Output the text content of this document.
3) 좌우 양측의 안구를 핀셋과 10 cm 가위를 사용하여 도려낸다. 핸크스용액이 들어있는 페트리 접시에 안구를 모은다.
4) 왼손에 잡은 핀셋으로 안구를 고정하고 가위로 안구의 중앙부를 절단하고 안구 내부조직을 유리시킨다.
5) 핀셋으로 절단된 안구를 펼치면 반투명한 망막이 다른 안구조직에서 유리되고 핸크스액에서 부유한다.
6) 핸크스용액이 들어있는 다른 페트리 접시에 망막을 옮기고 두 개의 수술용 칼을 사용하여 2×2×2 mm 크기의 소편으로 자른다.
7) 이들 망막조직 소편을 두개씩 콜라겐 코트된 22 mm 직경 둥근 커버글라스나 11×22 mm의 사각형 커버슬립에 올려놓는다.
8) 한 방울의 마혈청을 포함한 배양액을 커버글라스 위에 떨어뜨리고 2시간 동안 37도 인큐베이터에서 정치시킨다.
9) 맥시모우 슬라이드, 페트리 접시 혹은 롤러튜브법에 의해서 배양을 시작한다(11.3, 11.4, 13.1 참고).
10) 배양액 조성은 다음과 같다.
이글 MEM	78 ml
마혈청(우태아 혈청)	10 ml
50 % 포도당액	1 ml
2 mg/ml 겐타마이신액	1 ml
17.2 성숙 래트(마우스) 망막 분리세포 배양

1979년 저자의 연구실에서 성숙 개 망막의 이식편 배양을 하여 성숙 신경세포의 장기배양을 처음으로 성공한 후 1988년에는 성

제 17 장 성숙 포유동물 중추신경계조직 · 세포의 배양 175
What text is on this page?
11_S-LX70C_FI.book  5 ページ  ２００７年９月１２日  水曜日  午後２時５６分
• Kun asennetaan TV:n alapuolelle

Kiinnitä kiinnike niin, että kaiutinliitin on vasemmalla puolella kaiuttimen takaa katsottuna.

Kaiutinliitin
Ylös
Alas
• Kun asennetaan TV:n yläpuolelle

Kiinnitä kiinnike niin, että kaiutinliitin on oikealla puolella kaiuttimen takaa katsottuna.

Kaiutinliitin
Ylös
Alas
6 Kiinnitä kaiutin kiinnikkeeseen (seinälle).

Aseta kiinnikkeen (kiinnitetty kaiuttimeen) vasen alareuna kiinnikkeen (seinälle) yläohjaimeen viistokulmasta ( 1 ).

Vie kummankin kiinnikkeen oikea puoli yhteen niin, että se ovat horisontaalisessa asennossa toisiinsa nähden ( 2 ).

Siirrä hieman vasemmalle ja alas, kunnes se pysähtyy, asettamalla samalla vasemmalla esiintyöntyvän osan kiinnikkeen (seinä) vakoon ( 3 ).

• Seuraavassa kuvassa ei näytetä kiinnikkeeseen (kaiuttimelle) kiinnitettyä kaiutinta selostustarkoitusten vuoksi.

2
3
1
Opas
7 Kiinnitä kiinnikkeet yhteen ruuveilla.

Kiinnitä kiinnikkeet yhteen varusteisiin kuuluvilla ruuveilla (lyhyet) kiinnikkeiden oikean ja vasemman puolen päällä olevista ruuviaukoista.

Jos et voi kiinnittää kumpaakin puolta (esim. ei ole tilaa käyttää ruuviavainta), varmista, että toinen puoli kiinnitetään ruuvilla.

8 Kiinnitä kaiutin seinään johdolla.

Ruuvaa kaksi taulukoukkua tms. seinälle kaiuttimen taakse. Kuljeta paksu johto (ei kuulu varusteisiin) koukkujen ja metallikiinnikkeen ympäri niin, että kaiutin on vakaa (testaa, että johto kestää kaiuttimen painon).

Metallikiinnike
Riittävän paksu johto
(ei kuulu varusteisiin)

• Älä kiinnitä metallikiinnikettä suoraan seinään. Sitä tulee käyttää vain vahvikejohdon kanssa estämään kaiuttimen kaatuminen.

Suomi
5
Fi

### Aim
From the records above, extract each line exactly as shown.

### In response
Output the text content of this document.
3) 좌우 양측의 안구를 핀셋과 10 cm 가위를 사용하여 도려낸다. 핸크스용액이 들어있는 페트리 접시에 안구를 모은다.
4) 왼손에 잡은 핀셋으로 안구를 고정하고 가위로 안구의 중앙부를 절단하고 안구 내부조직을 유리시킨다.
5) 핀셋으로 절단된 안구를 펼치면 반투명한 망막이 다른 안구조직에서 유리되고 핸크스액에서 부유한다.
6) 핸크스용액이 들어있는 다른 페트리 접시에 망막을 옮기고 두 개의 수술용 칼을 사용하여 2×2×2 mm 크기의 소편으로 자른다.
7) 이들 망막조직 소편을 두개씩 콜라겐 코트된 22 mm 직경 둥근 커버글라스나 11×22 mm의 사각형 커버슬립에 올려놓는다.
8) 한 방울의 마혈청을 포함한 배양액을 커버글라스 위에 떨어뜨리고 2시간 동안 37도 인큐베이터에서 정치시킨다.
9) 맥시모우 슬라이드, 페트리 접시 혹은 롤러튜브법에 의해서 배양을 시작한다(11.3, 11.4, 13.1 참고).
10) 배양액 조성은 다음과 같다.
이글 MEM	78 ml
마혈청(우태아 혈청)	10 ml
50 % 포도당액	1 ml
2 mg/ml 겐타마이신액	1 ml
17.2 성숙 래트(마우스) 망막 분리세포 배양

1979년 저자의 연구실에서 성숙 개 망막의 이식편 배양을 하여 성숙 신경세포의 장기배양을 처음으로 성공한 후 1988년에는 성

제 17 장 성숙 포유동물 중추신경계조직 · 세포의 배양 175
What text is on this page?
11_S-LX70C_FI.book  5 ページ  ２００７年９月１２日  水曜日  午後２時５６分
• Kun asennetaan TV:n alapuolelle

Kiinnitä kiinnike niin, että kaiutinliitin on vasemmalla puolella kaiuttimen takaa katsottuna.

Kaiutinliitin
Ylös
Alas
• Kun asennetaan TV:n yläpuolelle

Kiinnitä kiinnike niin, että kaiutinliitin on oikealla puolella kaiuttimen takaa katsottuna.

Kaiutinliitin
Ylös
Alas
6 Kiinnitä kaiutin kiinnikkeeseen (seinälle).

Aseta kiinnikkeen (kiinnitetty kaiuttimeen) vasen alareuna kiinnikkeen (seinälle) yläohjaimeen viistokulmasta ( 1 ).

Vie kummankin kiinnikkeen oikea puoli yhteen niin, että se ovat horisontaalisessa asennossa toisiinsa nähden ( 2 ).

Siirrä hieman vasemmalle ja alas, kunnes se pysähtyy, asettamalla samalla vasemmalla esiintyöntyvän osan kiinnikkeen (seinä) vakoon ( 3 ).

• Seuraavassa kuvassa ei näytetä kiinnikkeeseen (kaiuttimelle) kiinnitettyä kaiutinta selostustarkoitusten vuoksi.

2
3
1
Opas
7 Kiinnitä kiinnikkeet yhteen ruuveilla.

Kiinnitä kiinnikkeet yhteen varusteisiin kuuluvilla ruuveilla (lyhyet) kiinnikkeiden oikean ja vasemman puolen päällä olevista ruuviaukoista.

Jos et voi kiinnittää kumpaakin puolta (esim. ei ole tilaa käyttää ruuviavainta), varmista, että toinen puoli kiinnitetään ruuvilla.

8 Kiinnitä kaiutin seinään johdolla.

Ruuvaa kaksi taulukoukkua tms. seinälle kaiuttimen taakse. Kuljeta paksu johto (ei kuulu varusteisiin) koukkujen ja metallikiinnikkeen ympäri niin, että kaiutin on vakaa (testaa, että johto kestää kaiuttimen painon).

Metallikiinnike
Riittävän paksu johto
(ei kuulu varusteisiin)

• Älä kiinnitä metallikiinnikettä suoraan seinään. Sitä tulee käyttää vain vahvikejohdon kanssa estämään kaiuttimen kaatuminen.

Suomi
5
Fi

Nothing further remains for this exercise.